Your instructions -
Output the material below in its entirety, exactly as given.

Data provided -
────────────────────────────────────────
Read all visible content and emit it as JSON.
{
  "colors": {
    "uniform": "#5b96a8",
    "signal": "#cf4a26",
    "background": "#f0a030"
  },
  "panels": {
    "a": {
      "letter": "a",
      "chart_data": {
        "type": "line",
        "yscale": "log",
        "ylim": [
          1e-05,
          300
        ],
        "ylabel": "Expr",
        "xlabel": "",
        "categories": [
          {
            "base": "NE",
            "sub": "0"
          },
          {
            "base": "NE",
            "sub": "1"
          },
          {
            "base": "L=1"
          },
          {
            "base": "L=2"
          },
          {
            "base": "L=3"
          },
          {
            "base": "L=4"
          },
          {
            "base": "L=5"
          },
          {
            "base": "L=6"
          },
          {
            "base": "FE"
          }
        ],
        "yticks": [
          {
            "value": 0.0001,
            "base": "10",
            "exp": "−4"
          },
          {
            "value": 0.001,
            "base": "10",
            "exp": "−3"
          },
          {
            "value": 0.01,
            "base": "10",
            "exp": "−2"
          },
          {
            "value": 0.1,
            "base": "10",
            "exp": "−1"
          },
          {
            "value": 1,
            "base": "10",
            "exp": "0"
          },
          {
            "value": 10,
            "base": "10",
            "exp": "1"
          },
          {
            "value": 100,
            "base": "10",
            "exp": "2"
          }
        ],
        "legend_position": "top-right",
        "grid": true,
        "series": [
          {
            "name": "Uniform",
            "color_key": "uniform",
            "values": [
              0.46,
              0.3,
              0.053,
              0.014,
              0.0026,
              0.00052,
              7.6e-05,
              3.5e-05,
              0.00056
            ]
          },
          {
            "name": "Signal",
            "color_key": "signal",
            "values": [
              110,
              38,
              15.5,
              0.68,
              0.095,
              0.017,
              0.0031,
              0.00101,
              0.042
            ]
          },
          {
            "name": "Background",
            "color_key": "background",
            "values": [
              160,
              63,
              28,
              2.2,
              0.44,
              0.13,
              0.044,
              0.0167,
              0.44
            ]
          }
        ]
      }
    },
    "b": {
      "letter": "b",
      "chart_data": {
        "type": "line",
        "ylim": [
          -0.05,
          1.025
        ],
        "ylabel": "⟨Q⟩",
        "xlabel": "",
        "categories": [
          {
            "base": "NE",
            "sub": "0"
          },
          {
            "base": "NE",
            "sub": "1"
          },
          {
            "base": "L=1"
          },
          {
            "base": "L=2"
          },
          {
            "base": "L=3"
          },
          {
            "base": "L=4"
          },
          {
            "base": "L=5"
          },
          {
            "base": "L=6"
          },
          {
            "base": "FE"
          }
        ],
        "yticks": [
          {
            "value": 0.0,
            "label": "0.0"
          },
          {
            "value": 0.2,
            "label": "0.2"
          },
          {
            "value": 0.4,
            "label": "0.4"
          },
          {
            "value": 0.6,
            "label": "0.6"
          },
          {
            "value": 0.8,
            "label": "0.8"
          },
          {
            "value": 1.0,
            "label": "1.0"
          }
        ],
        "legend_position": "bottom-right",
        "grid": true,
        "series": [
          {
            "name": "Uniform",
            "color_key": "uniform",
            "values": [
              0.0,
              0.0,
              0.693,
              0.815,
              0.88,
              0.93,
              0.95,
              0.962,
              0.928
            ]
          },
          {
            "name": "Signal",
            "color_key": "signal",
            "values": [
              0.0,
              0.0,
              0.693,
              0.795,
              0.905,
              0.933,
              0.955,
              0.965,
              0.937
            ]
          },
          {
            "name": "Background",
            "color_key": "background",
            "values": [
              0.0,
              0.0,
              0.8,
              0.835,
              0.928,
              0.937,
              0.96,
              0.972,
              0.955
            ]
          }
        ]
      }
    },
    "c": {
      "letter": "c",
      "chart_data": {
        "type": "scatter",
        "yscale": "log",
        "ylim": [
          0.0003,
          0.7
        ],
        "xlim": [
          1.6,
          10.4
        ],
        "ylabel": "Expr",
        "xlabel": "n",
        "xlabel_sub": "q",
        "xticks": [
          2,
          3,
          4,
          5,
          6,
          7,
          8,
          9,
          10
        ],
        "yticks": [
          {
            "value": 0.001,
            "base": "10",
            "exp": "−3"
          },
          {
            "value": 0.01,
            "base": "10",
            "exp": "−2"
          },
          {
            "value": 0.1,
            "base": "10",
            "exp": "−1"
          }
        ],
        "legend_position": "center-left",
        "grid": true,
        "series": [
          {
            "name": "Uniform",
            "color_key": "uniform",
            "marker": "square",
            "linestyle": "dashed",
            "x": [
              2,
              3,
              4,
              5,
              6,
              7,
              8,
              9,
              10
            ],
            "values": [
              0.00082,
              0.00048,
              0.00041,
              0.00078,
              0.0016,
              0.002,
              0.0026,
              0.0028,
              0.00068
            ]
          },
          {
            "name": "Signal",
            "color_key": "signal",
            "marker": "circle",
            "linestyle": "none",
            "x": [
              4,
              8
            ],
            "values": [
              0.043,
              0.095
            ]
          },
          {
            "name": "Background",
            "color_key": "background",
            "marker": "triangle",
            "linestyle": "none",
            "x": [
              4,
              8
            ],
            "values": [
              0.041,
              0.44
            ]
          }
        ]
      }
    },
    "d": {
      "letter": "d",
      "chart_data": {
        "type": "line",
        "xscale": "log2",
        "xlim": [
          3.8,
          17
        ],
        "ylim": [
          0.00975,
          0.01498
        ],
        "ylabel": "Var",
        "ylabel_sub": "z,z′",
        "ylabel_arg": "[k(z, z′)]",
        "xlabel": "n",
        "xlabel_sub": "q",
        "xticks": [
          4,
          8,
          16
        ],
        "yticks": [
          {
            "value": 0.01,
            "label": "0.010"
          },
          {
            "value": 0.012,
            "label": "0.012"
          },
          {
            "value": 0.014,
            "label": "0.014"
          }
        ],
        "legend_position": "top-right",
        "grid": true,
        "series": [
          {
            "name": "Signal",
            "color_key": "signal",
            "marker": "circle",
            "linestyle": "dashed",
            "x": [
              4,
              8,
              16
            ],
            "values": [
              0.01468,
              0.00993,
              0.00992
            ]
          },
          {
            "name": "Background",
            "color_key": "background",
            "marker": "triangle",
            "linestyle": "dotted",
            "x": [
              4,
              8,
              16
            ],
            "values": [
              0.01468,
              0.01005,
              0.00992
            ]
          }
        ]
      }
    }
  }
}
────────────────────────────────────────
Problem solution -
Read all visible content and emit it as JSON.
{
  "colors": {
    "uniform": "#5b96a8",
    "signal": "#cf4a26",
    "background": "#f0a030"
  },
  "panels": {
    "a": {
      "letter": "a",
      "chart_data": {
        "type": "line",
        "yscale": "log",
        "ylim": [
          1e-05,
          300
        ],
        "ylabel": "Expr",
        "xlabel": "",
        "categories": [
          {
            "base": "NE",
            "sub": "0"
          },
          {
            "base": "NE",
            "sub": "1"
          },
          {
            "base": "L=1"
          },
          {
            "base": "L=2"
          },
          {
            "base": "L=3"
          },
          {
            "base": "L=4"
          },
          {
            "base": "L=5"
          },
          {
            "base": "L=6"
          },
          {
            "base": "FE"
          }
        ],
        "yticks": [
          {
            "value": 0.0001,
            "base": "10",
            "exp": "−4"
          },
          {
            "value": 0.001,
            "base": "10",
            "exp": "−3"
          },
          {
            "value": 0.01,
            "base": "10",
            "exp": "−2"
          },
          {
            "value": 0.1,
            "base": "10",
            "exp": "−1"
          },
          {
            "value": 1,
            "base": "10",
            "exp": "0"
          },
          {
            "value": 10,
            "base": "10",
            "exp": "1"
          },
          {
            "value": 100,
            "base": "10",
            "exp": "2"
          }
        ],
        "legend_position": "top-right",
        "grid": true,
        "series": [
          {
            "name": "Uniform",
            "color_key": "uniform",
            "values": [
              0.46,
              0.3,
              0.053,
              0.014,
              0.0026,
              0.00052,
              7.6e-05,
              3.5e-05,
              0.00056
            ]
          },
          {
            "name": "Signal",
            "color_key": "signal",
            "values": [
              110,
              38,
              15.5,
              0.68,
              0.095,
              0.017,
              0.0031,
              0.00101,
              0.042
            ]
          },
          {
            "name": "Background",
            "color_key": "background",
            "values": [
              160,
              63,
              28,
              2.2,
              0.44,
              0.13,
              0.044,
              0.0167,
              0.44
            ]
          }
        ]
      }
    },
    "b": {
      "letter": "b",
      "chart_data": {
        "type": "line",
        "ylim": [
          -0.05,
          1.025
        ],
        "ylabel": "⟨Q⟩",
        "xlabel": "",
        "categories": [
          {
            "base": "NE",
            "sub": "0"
          },
          {
            "base": "NE",
            "sub": "1"
          },
          {
            "base": "L=1"
          },
          {
            "base": "L=2"
          },
          {
            "base": "L=3"
          },
          {
            "base": "L=4"
          },
          {
            "base": "L=5"
          },
          {
            "base": "L=6"
          },
          {
            "base": "FE"
          }
        ],
        "yticks": [
          {
            "value": 0.0,
            "label": "0.0"
          },
          {
            "value": 0.2,
            "label": "0.2"
          },
          {
            "value": 0.4,
            "label": "0.4"
          },
          {
            "value": 0.6,
            "label": "0.6"
          },
          {
            "value": 0.8,
            "label": "0.8"
          },
          {
            "value": 1.0,
            "label": "1.0"
          }
        ],
        "legend_position": "bottom-right",
        "grid": true,
        "series": [
          {
            "name": "Uniform",
            "color_key": "uniform",
            "values": [
              0.0,
              0.0,
              0.693,
              0.815,
              0.88,
              0.93,
              0.95,
              0.962,
              0.928
            ]
          },
          {
            "name": "Signal",
            "color_key": "signal",
            "values": [
              0.0,
              0.0,
              0.693,
              0.795,
              0.905,
              0.933,
              0.955,
              0.965,
              0.937
            ]
          },
          {
            "name": "Background",
            "color_key": "background",
            "values": [
              0.0,
              0.0,
              0.8,
              0.835,
              0.928,
              0.937,
              0.96,
              0.972,
              0.955
            ]
          }
        ]
      }
    },
    "c": {
      "letter": "c",
      "chart_data": {
        "type": "scatter",
        "yscale": "log",
        "ylim": [
          0.0003,
          0.7
        ],
        "xlim": [
          1.6,
          10.4
        ],
        "ylabel": "Expr",
        "xlabel": "n",
        "xlabel_sub": "q",
        "xticks": [
          2,
          3,
          4,
          5,
          6,
          7,
          8,
          9,
          10
        ],
        "yticks": [
          {
            "value": 0.001,
            "base": "10",
            "exp": "−3"
          },
          {
            "value": 0.01,
            "base": "10",
            "exp": "−2"
          },
          {
            "value": 0.1,
            "base": "10",
            "exp": "−1"
          }
        ],
        "legend_position": "center-left",
        "grid": true,
        "series": [
          {
            "name": "Uniform",
            "color_key": "uniform",
            "marker": "square",
            "linestyle": "dashed",
            "x": [
              2,
              3,
              4,
              5,
              6,
              7,
              8,
              9,
              10
            ],
            "values": [
              0.00082,
              0.00048,
              0.00041,
              0.00078,
              0.0016,
              0.002,
              0.0026,
              0.0028,
              0.00068
            ]
          },
          {
            "name": "Signal",
            "color_key": "signal",
            "marker": "circle",
            "linestyle": "none",
            "x": [
              4,
              8
            ],
            "values": [
              0.043,
              0.095
            ]
          },
          {
            "name": "Background",
            "color_key": "background",
            "marker": "triangle",
            "linestyle": "none",
            "x": [
              4,
              8
            ],
            "values": [
              0.041,
              0.44
            ]
          }
        ]
      }
    },
    "d": {
      "letter": "d",
      "chart_data": {
        "type": "line",
        "xscale": "log2",
        "xlim": [
          3.8,
          17
        ],
        "ylim": [
          0.00975,
          0.01498
        ],
        "ylabel": "Var",
        "ylabel_sub": "z,z′",
        "ylabel_arg": "[k(z, z′)]",
        "xlabel": "n",
        "xlabel_sub": "q",
        "xticks": [
          4,
          8,
          16
        ],
        "yticks": [
          {
            "value": 0.01,
            "label": "0.010"
          },
          {
            "value": 0.012,
            "label": "0.012"
          },
          {
            "value": 0.014,
            "label": "0.014"
          }
        ],
        "legend_position": "top-right",
        "grid": true,
        "series": [
          {
            "name": "Signal",
            "color_key": "signal",
            "marker": "circle",
            "linestyle": "dashed",
            "x": [
              4,
              8,
              16
            ],
            "values": [
              0.01468,
              0.00993,
              0.00992
            ]
          },
          {
            "name": "Background",
            "color_key": "background",
            "marker": "triangle",
            "linestyle": "dotted",
            "x": [
              4,
              8,
              16
            ],
            "values": [
              0.01468,
              0.01005,
              0.00992
            ]
          }
        ]
      }
    }
  }
}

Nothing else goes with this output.